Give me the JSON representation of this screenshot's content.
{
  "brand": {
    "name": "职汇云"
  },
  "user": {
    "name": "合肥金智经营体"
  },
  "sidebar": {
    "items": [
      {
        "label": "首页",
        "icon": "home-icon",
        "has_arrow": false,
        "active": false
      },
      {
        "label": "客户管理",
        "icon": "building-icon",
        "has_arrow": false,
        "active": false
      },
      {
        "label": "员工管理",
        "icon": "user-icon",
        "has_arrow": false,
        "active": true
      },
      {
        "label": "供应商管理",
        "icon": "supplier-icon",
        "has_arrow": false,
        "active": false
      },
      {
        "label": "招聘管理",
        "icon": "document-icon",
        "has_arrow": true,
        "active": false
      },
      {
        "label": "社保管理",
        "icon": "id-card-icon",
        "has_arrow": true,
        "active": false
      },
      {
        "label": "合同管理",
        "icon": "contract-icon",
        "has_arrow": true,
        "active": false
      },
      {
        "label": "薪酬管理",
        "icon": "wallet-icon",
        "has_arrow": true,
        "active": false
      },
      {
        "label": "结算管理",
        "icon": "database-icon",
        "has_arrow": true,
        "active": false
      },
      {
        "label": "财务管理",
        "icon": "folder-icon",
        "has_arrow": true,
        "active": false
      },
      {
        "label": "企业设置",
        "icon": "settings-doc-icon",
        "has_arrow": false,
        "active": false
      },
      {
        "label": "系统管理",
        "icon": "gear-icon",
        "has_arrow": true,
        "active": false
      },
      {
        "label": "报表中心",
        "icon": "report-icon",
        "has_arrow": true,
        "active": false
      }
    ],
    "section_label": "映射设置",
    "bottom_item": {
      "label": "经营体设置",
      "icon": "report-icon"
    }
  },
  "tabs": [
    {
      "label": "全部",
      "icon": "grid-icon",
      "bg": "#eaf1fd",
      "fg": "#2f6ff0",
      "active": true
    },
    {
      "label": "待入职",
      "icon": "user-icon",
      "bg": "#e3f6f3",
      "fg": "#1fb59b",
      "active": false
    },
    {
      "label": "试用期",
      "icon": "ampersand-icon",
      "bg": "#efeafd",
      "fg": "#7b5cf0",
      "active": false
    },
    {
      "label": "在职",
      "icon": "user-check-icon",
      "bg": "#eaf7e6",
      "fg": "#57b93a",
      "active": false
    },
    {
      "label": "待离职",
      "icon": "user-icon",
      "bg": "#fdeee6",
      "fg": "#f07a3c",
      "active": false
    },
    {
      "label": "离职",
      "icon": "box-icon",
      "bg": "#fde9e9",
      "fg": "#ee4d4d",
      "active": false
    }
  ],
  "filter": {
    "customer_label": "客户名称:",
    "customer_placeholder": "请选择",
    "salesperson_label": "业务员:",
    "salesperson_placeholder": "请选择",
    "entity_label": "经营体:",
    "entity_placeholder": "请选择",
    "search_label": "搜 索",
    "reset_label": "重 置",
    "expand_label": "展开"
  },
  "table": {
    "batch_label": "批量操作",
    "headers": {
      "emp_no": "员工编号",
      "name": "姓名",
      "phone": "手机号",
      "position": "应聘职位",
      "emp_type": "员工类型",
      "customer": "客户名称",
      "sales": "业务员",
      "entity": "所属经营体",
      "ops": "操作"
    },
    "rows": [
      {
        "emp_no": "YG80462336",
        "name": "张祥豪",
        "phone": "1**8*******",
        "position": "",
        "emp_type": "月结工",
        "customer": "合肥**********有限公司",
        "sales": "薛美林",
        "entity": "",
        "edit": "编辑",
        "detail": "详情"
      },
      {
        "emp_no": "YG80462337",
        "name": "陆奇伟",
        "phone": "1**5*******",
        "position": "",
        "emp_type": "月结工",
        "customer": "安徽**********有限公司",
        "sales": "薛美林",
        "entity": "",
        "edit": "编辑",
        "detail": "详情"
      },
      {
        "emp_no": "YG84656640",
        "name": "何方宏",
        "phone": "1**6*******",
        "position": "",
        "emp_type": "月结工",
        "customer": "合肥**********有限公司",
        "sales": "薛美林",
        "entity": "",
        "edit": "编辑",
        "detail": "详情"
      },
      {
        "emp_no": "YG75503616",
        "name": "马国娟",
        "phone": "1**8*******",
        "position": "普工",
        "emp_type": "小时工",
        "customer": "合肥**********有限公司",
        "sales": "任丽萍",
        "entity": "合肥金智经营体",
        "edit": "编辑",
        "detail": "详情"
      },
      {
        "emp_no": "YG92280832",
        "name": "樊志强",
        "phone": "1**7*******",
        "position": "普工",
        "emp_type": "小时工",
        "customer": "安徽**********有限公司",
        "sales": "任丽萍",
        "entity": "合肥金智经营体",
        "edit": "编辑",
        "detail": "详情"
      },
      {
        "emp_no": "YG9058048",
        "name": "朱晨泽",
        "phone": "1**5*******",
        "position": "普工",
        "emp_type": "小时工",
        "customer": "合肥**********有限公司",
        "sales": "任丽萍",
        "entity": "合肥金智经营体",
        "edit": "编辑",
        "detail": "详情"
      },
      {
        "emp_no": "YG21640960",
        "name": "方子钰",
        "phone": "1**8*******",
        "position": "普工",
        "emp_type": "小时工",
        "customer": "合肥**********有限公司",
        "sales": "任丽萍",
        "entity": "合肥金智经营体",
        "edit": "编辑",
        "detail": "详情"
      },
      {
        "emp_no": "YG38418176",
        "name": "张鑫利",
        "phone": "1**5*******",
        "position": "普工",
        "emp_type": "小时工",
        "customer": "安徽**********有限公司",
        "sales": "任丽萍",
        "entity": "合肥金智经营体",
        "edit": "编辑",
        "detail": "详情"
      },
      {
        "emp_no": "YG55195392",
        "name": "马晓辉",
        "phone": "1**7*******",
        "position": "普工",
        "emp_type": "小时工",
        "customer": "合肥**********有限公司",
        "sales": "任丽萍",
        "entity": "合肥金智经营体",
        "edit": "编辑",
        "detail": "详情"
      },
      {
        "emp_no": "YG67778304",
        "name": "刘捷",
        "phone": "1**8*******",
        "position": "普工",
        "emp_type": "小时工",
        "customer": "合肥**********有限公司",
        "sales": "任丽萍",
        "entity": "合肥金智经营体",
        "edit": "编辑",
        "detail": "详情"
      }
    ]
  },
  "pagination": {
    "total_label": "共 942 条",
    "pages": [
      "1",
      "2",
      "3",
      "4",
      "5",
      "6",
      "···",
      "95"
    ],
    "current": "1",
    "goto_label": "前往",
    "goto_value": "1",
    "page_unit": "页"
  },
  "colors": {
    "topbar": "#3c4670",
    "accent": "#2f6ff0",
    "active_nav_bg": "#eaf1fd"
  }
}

# Set problem
Print every line of the records exactly. Omit nothing.

# Complete output
Give me the JSON representation of this screenshot's content.
{
  "brand": {
    "name": "职汇云"
  },
  "user": {
    "name": "合肥金智经营体"
  },
  "sidebar": {
    "items": [
      {
        "label": "首页",
        "icon": "home-icon",
        "has_arrow": false,
        "active": false
      },
      {
        "label": "客户管理",
        "icon": "building-icon",
        "has_arrow": false,
        "active": false
      },
      {
        "label": "员工管理",
        "icon": "user-icon",
        "has_arrow": false,
        "active": true
      },
      {
        "label": "供应商管理",
        "icon": "supplier-icon",
        "has_arrow": false,
        "active": false
      },
      {
        "label": "招聘管理",
        "icon": "document-icon",
        "has_arrow": true,
        "active": false
      },
      {
        "label": "社保管理",
        "icon": "id-card-icon",
        "has_arrow": true,
        "active": false
      },
      {
        "label": "合同管理",
        "icon": "contract-icon",
        "has_arrow": true,
        "active": false
      },
      {
        "label": "薪酬管理",
        "icon": "wallet-icon",
        "has_arrow": true,
        "active": false
      },
      {
        "label": "结算管理",
        "icon": "database-icon",
        "has_arrow": true,
        "active": false
      },
      {
        "label": "财务管理",
        "icon": "folder-icon",
        "has_arrow": true,
        "active": false
      },
      {
        "label": "企业设置",
        "icon": "settings-doc-icon",
        "has_arrow": false,
        "active": false
      },
      {
        "label": "系统管理",
        "icon": "gear-icon",
        "has_arrow": true,
        "active": false
      },
      {
        "label": "报表中心",
        "icon": "report-icon",
        "has_arrow": true,
        "active": false
      }
    ],
    "section_label": "映射设置",
    "bottom_item": {
      "label": "经营体设置",
      "icon": "report-icon"
    }
  },
  "tabs": [
    {
      "label": "全部",
      "icon": "grid-icon",
      "bg": "#eaf1fd",
      "fg": "#2f6ff0",
      "active": true
    },
    {
      "label": "待入职",
      "icon": "user-icon",
      "bg": "#e3f6f3",
      "fg": "#1fb59b",
      "active": false
    },
    {
      "label": "试用期",
      "icon": "ampersand-icon",
      "bg": "#efeafd",
      "fg": "#7b5cf0",
      "active": false
    },
    {
      "label": "在职",
      "icon": "user-check-icon",
      "bg": "#eaf7e6",
      "fg": "#57b93a",
      "active": false
    },
    {
      "label": "待离职",
      "icon": "user-icon",
      "bg": "#fdeee6",
      "fg": "#f07a3c",
      "active": false
    },
    {
      "label": "离职",
      "icon": "box-icon",
      "bg": "#fde9e9",
      "fg": "#ee4d4d",
      "active": false
    }
  ],
  "filter": {
    "customer_label": "客户名称:",
    "customer_placeholder": "请选择",
    "salesperson_label": "业务员:",
    "salesperson_placeholder": "请选择",
    "entity_label": "经营体:",
    "entity_placeholder": "请选择",
    "search_label": "搜 索",
    "reset_label": "重 置",
    "expand_label": "展开"
  },
  "table": {
    "batch_label": "批量操作",
    "headers": {
      "emp_no": "员工编号",
      "name": "姓名",
      "phone": "手机号",
      "position": "应聘职位",
      "emp_type": "员工类型",
      "customer": "客户名称",
      "sales": "业务员",
      "entity": "所属经营体",
      "ops": "操作"
    },
    "rows": [
      {
        "emp_no": "YG80462336",
        "name": "张祥豪",
        "phone": "1**8*******",
        "position": "",
        "emp_type": "月结工",
        "customer": "合肥**********有限公司",
        "sales": "薛美林",
        "entity": "",
        "edit": "编辑",
        "detail": "详情"
      },
      {
        "emp_no": "YG80462337",
        "name": "陆奇伟",
        "phone": "1**5*******",
        "position": "",
        "emp_type": "月结工",
        "customer": "安徽**********有限公司",
        "sales": "薛美林",
        "entity": "",
        "edit": "编辑",
        "detail": "详情"
      },
      {
        "emp_no": "YG84656640",
        "name": "何方宏",
        "phone": "1**6*******",
        "position": "",
        "emp_type": "月结工",
        "customer": "合肥**********有限公司",
        "sales": "薛美林",
        "entity": "",
        "edit": "编辑",
        "detail": "详情"
      },
      {
        "emp_no": "YG75503616",
        "name": "马国娟",
        "phone": "1**8*******",
        "position": "普工",
        "emp_type": "小时工",
        "customer": "合肥**********有限公司",
        "sales": "任丽萍",
        "entity": "合肥金智经营体",
        "edit": "编辑",
        "detail": "详情"
      },
      {
        "emp_no": "YG92280832",
        "name": "樊志强",
        "phone": "1**7*******",
        "position": "普工",
        "emp_type": "小时工",
        "customer": "安徽**********有限公司",
        "sales": "任丽萍",
        "entity": "合肥金智经营体",
        "edit": "编辑",
        "detail": "详情"
      },
      {
        "emp_no": "YG9058048",
        "name": "朱晨泽",
        "phone": "1**5*******",
        "position": "普工",
        "emp_type": "小时工",
        "customer": "合肥**********有限公司",
        "sales": "任丽萍",
        "entity": "合肥金智经营体",
        "edit": "编辑",
        "detail": "详情"
      },
      {
        "emp_no": "YG21640960",
        "name": "方子钰",
        "phone": "1**8*******",
        "position": "普工",
        "emp_type": "小时工",
        "customer": "合肥**********有限公司",
        "sales": "任丽萍",
        "entity": "合肥金智经营体",
        "edit": "编辑",
        "detail": "详情"
      },
      {
        "emp_no": "YG38418176",
        "name": "张鑫利",
        "phone": "1**5*******",
        "position": "普工",
        "emp_type": "小时工",
        "customer": "安徽**********有限公司",
        "sales": "任丽萍",
        "entity": "合肥金智经营体",
        "edit": "编辑",
        "detail": "详情"
      },
      {
        "emp_no": "YG55195392",
        "name": "马晓辉",
        "phone": "1**7*******",
        "position": "普工",
        "emp_type": "小时工",
        "customer": "合肥**********有限公司",
        "sales": "任丽萍",
        "entity": "合肥金智经营体",
        "edit": "编辑",
        "detail": "详情"
      },
      {
        "emp_no": "YG67778304",
        "name": "刘捷",
        "phone": "1**8*******",
        "position": "普工",
        "emp_type": "小时工",
        "customer": "合肥**********有限公司",
        "sales": "任丽萍",
        "entity": "合肥金智经营体",
        "edit": "编辑",
        "detail": "详情"
      }
    ]
  },
  "pagination": {
    "total_label": "共 942 条",
    "pages": [
      "1",
      "2",
      "3",
      "4",
      "5",
      "6",
      "···",
      "95"
    ],
    "current": "1",
    "goto_label": "前往",
    "goto_value": "1",
    "page_unit": "页"
  },
  "colors": {
    "topbar": "#3c4670",
    "accent": "#2f6ff0",
    "active_nav_bg": "#eaf1fd"
  }
}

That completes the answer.